─── Information given ───

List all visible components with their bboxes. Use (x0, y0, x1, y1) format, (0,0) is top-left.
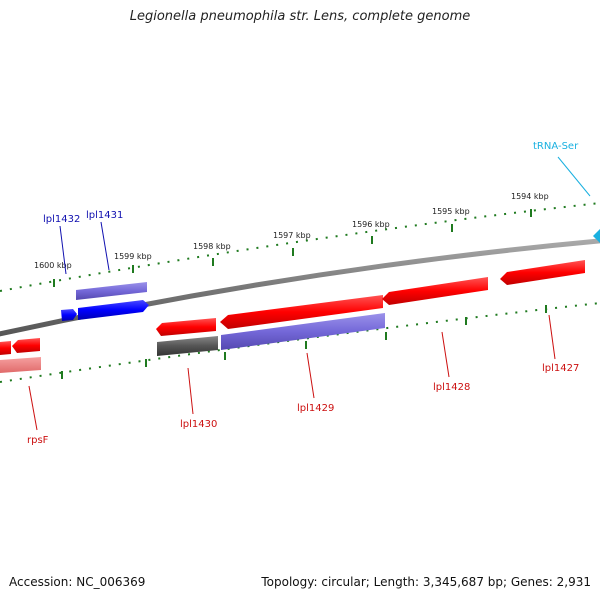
scale-label-1596kbp: 1596 kbp (352, 220, 390, 229)
gene-lpl1430-top-feature[interactable] (156, 318, 216, 336)
gene-lpl1431-feature[interactable] (76, 282, 147, 300)
rpsf-leader (28, 385, 38, 431)
gene-rpsf-feature[interactable] (0, 357, 41, 373)
gene-trna-ser-feature[interactable] (593, 229, 600, 243)
scale-label-1595kbp: 1595 kbp (432, 207, 470, 216)
lpl1428-leader (441, 331, 450, 378)
gene-label-lpl1429[interactable]: lpl1429 (297, 403, 334, 414)
gene-lpl1429-feature[interactable] (221, 313, 385, 350)
gene-label-lpl1431[interactable]: lpl1431 (86, 210, 123, 221)
gene-left-red-edge-feature[interactable] (0, 341, 11, 355)
outer-major-ticks (53, 209, 532, 287)
gene-lpl1431-blue-feature[interactable] (78, 300, 149, 320)
inner-scale-arc (0, 302, 600, 383)
lpl1430-leader (187, 367, 194, 415)
scale-label-1594kbp: 1594 kbp (511, 192, 549, 201)
inner-major-ticks (61, 305, 547, 379)
gene-lpl1429-top-feature[interactable] (220, 295, 383, 329)
gene-lpl1430-feature[interactable] (157, 336, 218, 356)
scale-label-1599kbp: 1599 kbp (114, 252, 152, 261)
scale-label-1597kbp: 1597 kbp (273, 231, 311, 240)
trna-ser-leader (557, 156, 591, 197)
genome-backbone (0, 238, 600, 337)
lpl1431-leader (100, 221, 110, 271)
scale-label-1600kbp: 1600 kbp (34, 261, 72, 270)
gene-label-lpl1427[interactable]: lpl1427 (542, 363, 579, 374)
gene-lpl1427-top-feature[interactable] (500, 260, 585, 285)
gene-label-lpl1432[interactable]: lpl1432 (43, 214, 80, 225)
outer-scale-arc (0, 202, 600, 292)
scale-label-1598kbp: 1598 kbp (193, 242, 231, 251)
gene-left-red-feature[interactable] (12, 338, 40, 353)
genome-summary-text: Topology: circular; Length: 3,345,687 bp… (261, 575, 591, 589)
gene-label-rpsf[interactable]: rpsF (27, 435, 49, 446)
page-title: Legionella pneumophila str. Lens, comple… (129, 9, 471, 24)
lpl1432-leader (59, 225, 67, 275)
gene-label-trna-ser[interactable]: tRNA-Ser (533, 141, 579, 152)
lpl1429-leader (306, 352, 315, 399)
gene-lpl1432-feature[interactable] (61, 309, 77, 321)
gene-label-lpl1428[interactable]: lpl1428 (433, 382, 470, 393)
accession-text: Accession: NC_006369 (9, 575, 146, 589)
gene-label-lpl1430[interactable]: lpl1430 (180, 419, 217, 430)
lpl1427-leader (548, 314, 556, 360)
gene-lpl1428-top-feature[interactable] (382, 277, 488, 305)
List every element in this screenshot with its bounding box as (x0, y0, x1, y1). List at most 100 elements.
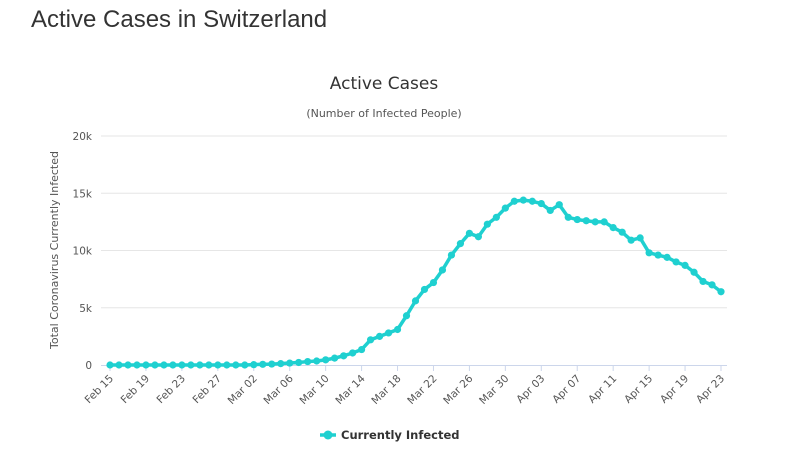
data-point[interactable] (142, 361, 150, 369)
data-point[interactable] (564, 213, 572, 221)
data-point[interactable] (241, 361, 249, 369)
data-point[interactable] (411, 297, 420, 305)
data-point[interactable] (483, 220, 491, 228)
data-point[interactable] (519, 196, 527, 204)
y-axis-title: Total Coronavirus Currently Infected (48, 151, 61, 350)
data-point[interactable] (268, 360, 276, 368)
data-point[interactable] (160, 361, 168, 369)
y-tick-label: 15k (73, 188, 93, 200)
x-tick-label: Mar 14 (333, 372, 368, 407)
data-point[interactable] (402, 312, 411, 320)
data-point[interactable] (366, 336, 375, 344)
data-point[interactable] (205, 361, 213, 369)
data-point[interactable] (438, 266, 447, 274)
data-point[interactable] (654, 251, 662, 259)
data-point[interactable] (214, 361, 222, 369)
data-point[interactable] (447, 251, 456, 259)
x-tick-label: Apr 03 (514, 373, 547, 406)
data-point[interactable] (357, 345, 366, 354)
chart-subtitle: (Number of Infected People) (306, 107, 461, 120)
data-point[interactable] (384, 329, 393, 337)
x-tick-label: Mar 22 (405, 373, 439, 407)
data-point[interactable] (645, 249, 653, 257)
data-point[interactable] (187, 361, 195, 369)
data-point[interactable] (663, 253, 671, 261)
data-point[interactable] (456, 240, 465, 248)
legend-label[interactable]: Currently Infected (341, 428, 460, 442)
data-point[interactable] (429, 278, 438, 287)
x-tick-label: Mar 02 (226, 373, 260, 407)
y-axis-ticks: 0 5k 10k 15k 20k (73, 131, 93, 372)
data-point[interactable] (178, 361, 186, 369)
data-point[interactable] (555, 201, 563, 209)
data-point[interactable] (286, 359, 294, 367)
data-point[interactable] (393, 325, 402, 334)
y-tick-label: 20k (73, 131, 93, 143)
data-point[interactable] (636, 234, 644, 242)
data-point[interactable] (277, 360, 285, 368)
y-tick-label: 5k (79, 303, 93, 315)
x-tick-label: Apr 19 (658, 373, 691, 406)
data-point[interactable] (528, 197, 536, 205)
series-line[interactable] (108, 198, 723, 367)
legend-dot-marker (323, 430, 333, 440)
data-point[interactable] (582, 217, 590, 225)
data-point[interactable] (609, 224, 617, 232)
data-point[interactable] (573, 215, 581, 224)
x-tick-label: Apr 23 (694, 373, 727, 406)
data-point[interactable] (627, 236, 635, 244)
chart-title: Active Cases (330, 74, 439, 94)
legend[interactable]: Currently Infected (320, 428, 460, 442)
data-point[interactable] (313, 357, 321, 365)
x-tick-label: Apr 15 (622, 373, 655, 406)
data-point[interactable] (717, 288, 725, 296)
data-point[interactable] (474, 233, 482, 241)
x-tick-label: Feb 27 (191, 373, 224, 406)
data-point[interactable] (546, 206, 554, 215)
data-point[interactable] (699, 277, 707, 286)
data-point[interactable] (232, 361, 240, 369)
data-point[interactable] (259, 360, 267, 368)
data-point[interactable] (151, 361, 159, 369)
data-point[interactable] (115, 361, 123, 369)
data-point[interactable] (223, 361, 231, 369)
data-point[interactable] (196, 361, 204, 369)
data-point[interactable] (600, 218, 608, 226)
x-tick-label: Feb 23 (155, 373, 188, 406)
data-point[interactable] (672, 258, 680, 266)
data-point[interactable] (591, 218, 599, 226)
data-point[interactable] (250, 361, 258, 369)
data-point[interactable] (510, 197, 518, 205)
data-point[interactable] (501, 204, 509, 212)
data-point[interactable] (331, 354, 339, 362)
data-point[interactable] (690, 268, 698, 276)
data-point[interactable] (340, 352, 348, 360)
data-point[interactable] (492, 213, 500, 221)
data-point[interactable] (375, 332, 384, 340)
x-tick-label: Mar 26 (441, 372, 476, 407)
data-point[interactable] (133, 361, 141, 369)
x-tick-label: Apr 07 (550, 373, 583, 406)
data-point[interactable] (304, 357, 312, 366)
data-point[interactable] (681, 261, 689, 269)
data-point[interactable] (106, 361, 114, 369)
data-point[interactable] (124, 361, 132, 369)
data-point[interactable] (708, 281, 716, 289)
data-point[interactable] (322, 356, 330, 364)
gridlines (101, 135, 727, 309)
x-tick-label: Feb 15 (83, 373, 116, 406)
x-tick-label: Mar 06 (262, 372, 297, 407)
x-tick-label: Mar 18 (369, 373, 403, 407)
data-point[interactable] (169, 361, 177, 369)
data-point[interactable] (465, 229, 474, 237)
series-currently-infected[interactable] (106, 196, 725, 369)
data-point[interactable] (295, 358, 303, 367)
data-point[interactable] (618, 228, 626, 236)
y-tick-label: 0 (85, 360, 92, 372)
data-point[interactable] (537, 199, 545, 208)
data-point[interactable] (349, 349, 357, 357)
data-point[interactable] (420, 285, 429, 294)
page-title: Active Cases in Switzerland (31, 6, 328, 33)
y-tick-label: 10k (73, 246, 93, 258)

───

» **Task instructions**: Go through the entries and return each line where the word "inner" appears.

» **Response for this exercise**:
inner-scale-arc (0, 302, 600, 383)
inner-major-ticks (61, 305, 547, 379)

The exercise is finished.